Brief
Rewrite the androgen deprivation therapy text from "For men without" to "disease are unknown.", swapping "pelvic lymphadenectomy" for "lymph node dissection".

Text
Androgen deprivation therapy achieves prompt marked decline in PSA in nearly all cases and symptomatic improvement in most men with disease-related symptoms. For men with bone metastases, the median time to disease progression is 12–18 months and median survival is 24–30 months. In men without radiographic evidence of metastases, response duration and survival are substantially longer. The median survival for men with receiving adjuvant therapy for regional lymph node metastases, for example, is greater than 10 years.
For men without clinical or radiographic evidence of metastases, the optimal timing of androgen deprivation therapy is controversial (3). Three randomized controlled trials have compared immediate versus delayed androgen deprivation therapy for men with locally advanced disease or regional lymph node metastases. Early primary androgen deprivation therapy improved survival for men with locally advanced nonmetastatic prostate cancer. Adjuvant androgen deprivation therapy improves survival for men with locally advanced prostate cancer treated with radiation therapy and men with lymph node-positive prostate cancer treated with radical prostatectomy and pelvic lymphadenectomy. The effects of early androgen deprivation therapy on clinical outcomes for men with “PSA-only” disease are unknown.

Dataset entries

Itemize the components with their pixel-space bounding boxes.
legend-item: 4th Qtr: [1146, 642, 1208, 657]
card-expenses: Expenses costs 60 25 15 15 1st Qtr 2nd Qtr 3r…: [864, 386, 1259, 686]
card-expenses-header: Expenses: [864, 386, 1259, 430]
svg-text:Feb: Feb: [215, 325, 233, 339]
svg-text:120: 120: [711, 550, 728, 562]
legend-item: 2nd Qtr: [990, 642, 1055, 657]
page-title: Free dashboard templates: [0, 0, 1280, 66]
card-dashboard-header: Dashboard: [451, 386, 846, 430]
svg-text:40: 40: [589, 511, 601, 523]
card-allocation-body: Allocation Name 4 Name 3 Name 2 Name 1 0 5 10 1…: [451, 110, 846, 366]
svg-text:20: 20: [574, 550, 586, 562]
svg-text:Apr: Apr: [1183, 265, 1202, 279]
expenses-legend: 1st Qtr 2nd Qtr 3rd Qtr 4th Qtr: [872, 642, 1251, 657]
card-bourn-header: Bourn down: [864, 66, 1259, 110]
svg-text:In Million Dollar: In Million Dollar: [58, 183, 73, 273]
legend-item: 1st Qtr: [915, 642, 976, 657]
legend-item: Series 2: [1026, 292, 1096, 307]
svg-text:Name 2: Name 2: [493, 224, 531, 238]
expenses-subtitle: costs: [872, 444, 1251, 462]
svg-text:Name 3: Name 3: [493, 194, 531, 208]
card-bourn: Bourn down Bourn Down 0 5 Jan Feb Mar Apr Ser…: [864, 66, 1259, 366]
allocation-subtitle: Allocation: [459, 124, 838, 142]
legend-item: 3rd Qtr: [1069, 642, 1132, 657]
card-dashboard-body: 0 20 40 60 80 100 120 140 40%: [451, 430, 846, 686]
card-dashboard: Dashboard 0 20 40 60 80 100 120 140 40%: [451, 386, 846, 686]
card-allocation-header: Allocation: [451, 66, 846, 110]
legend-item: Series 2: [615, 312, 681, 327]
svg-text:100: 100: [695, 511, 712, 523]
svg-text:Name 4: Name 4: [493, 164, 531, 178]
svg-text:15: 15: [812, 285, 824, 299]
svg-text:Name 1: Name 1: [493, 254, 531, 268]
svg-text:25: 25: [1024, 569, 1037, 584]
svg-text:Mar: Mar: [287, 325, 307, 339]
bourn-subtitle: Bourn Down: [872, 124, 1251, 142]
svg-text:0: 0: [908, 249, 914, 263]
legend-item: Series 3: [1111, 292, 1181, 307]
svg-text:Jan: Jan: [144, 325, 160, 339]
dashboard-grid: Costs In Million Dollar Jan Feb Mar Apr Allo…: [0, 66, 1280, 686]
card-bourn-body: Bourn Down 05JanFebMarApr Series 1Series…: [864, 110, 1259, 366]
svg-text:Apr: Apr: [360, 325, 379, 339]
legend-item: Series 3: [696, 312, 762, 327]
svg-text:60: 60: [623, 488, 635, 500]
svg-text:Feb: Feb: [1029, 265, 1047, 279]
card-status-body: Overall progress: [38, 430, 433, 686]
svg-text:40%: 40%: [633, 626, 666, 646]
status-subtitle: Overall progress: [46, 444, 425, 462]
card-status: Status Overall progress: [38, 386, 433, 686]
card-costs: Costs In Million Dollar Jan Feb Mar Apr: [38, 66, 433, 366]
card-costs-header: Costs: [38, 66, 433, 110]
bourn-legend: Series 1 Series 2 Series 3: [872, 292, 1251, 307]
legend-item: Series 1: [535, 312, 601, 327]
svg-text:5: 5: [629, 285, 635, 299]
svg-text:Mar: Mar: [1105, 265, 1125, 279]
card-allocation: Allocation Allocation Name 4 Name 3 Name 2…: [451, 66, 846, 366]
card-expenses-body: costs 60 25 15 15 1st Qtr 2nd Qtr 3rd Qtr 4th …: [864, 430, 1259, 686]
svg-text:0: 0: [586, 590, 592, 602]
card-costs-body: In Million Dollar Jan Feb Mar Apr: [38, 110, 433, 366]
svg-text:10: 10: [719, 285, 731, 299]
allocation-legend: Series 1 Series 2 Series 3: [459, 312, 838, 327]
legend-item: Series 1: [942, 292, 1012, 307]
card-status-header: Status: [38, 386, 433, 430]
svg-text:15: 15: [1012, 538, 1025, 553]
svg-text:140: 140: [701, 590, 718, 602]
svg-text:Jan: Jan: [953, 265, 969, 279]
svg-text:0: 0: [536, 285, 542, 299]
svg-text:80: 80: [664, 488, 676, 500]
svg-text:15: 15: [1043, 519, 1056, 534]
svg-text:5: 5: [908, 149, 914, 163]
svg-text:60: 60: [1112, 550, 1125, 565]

Response
For men without clinical or radiographic evidence of metastases, the optimal timing of androgen deprivation therapy is controversial (3). Three randomized controlled trials have compared immediate versus delayed androgen deprivation therapy for men with locally advanced disease or regional lymph node metastases. Early primary androgen deprivation therapy improved survival for men with locally advanced nonmetastatic prostate cancer. Adjuvant androgen deprivation therapy improves survival for men with locally advanced prostate cancer treated with radiation therapy and men with lymph node-positive prostate cancer treated with radical prostatectomy and lymph node dissection. The effects of early androgen deprivation therapy on clinical outcomes for men with “PSA-only” disease are unknown.